---------- Dataset records ----------

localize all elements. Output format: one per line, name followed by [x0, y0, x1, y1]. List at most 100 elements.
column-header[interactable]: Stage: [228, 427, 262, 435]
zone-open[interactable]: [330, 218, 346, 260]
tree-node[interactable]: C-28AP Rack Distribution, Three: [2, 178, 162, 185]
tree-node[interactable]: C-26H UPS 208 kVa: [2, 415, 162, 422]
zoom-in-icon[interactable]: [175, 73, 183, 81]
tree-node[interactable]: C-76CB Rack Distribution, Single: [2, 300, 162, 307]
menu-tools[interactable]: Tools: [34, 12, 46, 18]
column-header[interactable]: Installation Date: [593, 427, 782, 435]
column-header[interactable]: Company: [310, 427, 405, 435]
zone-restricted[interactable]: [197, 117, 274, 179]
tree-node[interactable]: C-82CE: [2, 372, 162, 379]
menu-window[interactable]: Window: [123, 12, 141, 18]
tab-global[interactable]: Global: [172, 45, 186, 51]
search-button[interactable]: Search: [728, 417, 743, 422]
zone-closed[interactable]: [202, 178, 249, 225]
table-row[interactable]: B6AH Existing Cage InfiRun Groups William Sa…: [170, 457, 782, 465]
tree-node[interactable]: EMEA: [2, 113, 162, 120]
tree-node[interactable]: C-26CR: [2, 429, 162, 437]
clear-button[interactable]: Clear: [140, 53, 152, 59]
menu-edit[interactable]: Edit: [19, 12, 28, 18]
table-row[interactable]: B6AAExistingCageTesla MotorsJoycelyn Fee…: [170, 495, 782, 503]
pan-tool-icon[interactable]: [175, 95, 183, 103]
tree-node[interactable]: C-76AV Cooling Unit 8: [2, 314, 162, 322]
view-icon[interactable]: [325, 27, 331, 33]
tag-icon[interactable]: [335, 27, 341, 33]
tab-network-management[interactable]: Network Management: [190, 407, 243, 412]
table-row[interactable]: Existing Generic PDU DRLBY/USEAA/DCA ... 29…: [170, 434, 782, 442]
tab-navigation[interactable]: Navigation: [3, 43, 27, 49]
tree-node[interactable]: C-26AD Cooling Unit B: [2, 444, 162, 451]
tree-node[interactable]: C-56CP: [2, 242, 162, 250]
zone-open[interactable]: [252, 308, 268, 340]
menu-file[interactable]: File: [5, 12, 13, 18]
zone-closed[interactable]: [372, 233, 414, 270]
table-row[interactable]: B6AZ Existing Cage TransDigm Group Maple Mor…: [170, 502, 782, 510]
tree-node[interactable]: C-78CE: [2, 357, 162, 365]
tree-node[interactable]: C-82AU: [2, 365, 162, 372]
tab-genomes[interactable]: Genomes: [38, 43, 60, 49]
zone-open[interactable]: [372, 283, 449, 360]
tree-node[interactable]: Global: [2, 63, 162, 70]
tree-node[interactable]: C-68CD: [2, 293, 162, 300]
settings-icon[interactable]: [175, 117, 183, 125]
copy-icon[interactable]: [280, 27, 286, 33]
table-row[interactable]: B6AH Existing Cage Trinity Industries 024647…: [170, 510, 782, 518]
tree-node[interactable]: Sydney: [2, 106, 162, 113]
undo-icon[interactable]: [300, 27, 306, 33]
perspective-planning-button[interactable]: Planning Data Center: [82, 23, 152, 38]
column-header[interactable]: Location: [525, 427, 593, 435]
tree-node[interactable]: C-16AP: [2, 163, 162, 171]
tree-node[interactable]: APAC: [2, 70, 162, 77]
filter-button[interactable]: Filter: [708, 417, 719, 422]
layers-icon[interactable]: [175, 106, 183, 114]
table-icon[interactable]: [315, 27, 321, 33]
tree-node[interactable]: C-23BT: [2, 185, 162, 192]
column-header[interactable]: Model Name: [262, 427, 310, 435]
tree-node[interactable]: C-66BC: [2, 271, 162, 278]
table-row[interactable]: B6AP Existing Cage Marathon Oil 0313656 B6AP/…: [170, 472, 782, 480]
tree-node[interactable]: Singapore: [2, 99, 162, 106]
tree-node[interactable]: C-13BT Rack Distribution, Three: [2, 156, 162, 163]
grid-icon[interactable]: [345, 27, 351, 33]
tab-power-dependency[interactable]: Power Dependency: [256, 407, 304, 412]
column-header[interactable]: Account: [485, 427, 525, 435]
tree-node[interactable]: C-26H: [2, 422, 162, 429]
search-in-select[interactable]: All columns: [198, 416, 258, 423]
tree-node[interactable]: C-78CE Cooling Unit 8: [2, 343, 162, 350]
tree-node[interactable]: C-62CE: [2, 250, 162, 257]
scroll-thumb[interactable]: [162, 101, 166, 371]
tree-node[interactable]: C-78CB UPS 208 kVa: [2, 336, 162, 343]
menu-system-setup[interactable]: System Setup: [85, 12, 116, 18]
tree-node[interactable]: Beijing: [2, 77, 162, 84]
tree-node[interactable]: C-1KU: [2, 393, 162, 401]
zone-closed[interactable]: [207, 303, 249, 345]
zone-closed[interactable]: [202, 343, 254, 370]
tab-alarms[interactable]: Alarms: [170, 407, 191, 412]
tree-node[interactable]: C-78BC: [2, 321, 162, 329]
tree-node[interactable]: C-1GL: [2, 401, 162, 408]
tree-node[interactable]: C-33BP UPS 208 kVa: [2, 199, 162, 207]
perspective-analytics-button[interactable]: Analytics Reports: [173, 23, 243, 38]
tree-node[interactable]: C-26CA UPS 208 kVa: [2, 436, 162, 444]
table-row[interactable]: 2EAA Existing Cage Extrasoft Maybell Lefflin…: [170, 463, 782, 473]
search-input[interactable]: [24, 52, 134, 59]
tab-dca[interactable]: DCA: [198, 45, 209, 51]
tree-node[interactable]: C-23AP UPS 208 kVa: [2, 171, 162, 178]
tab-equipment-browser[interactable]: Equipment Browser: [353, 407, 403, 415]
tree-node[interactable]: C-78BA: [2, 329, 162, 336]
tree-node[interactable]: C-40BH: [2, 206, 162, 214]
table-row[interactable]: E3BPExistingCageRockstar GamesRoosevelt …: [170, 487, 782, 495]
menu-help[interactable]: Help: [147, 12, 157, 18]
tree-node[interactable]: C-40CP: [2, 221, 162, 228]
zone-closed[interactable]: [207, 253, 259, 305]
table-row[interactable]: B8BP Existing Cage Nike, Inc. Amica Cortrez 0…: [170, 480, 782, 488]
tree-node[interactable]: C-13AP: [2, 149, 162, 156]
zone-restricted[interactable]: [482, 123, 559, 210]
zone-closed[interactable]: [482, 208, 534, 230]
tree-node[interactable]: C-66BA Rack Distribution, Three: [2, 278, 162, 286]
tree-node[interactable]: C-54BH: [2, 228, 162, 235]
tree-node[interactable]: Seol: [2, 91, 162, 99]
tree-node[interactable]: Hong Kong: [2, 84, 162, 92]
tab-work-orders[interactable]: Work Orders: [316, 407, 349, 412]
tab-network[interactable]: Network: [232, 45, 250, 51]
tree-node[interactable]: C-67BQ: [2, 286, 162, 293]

----------

*Problem description*
Copy all lines of the listing above that contain the string "Three".

*Your response*
tree-node[interactable]: C-28AP Rack Distribution, Three: [2, 178, 162, 185]
tree-node[interactable]: C-13BT Rack Distribution, Three: [2, 156, 162, 163]
tree-node[interactable]: C-66BA Rack Distribution, Three: [2, 278, 162, 286]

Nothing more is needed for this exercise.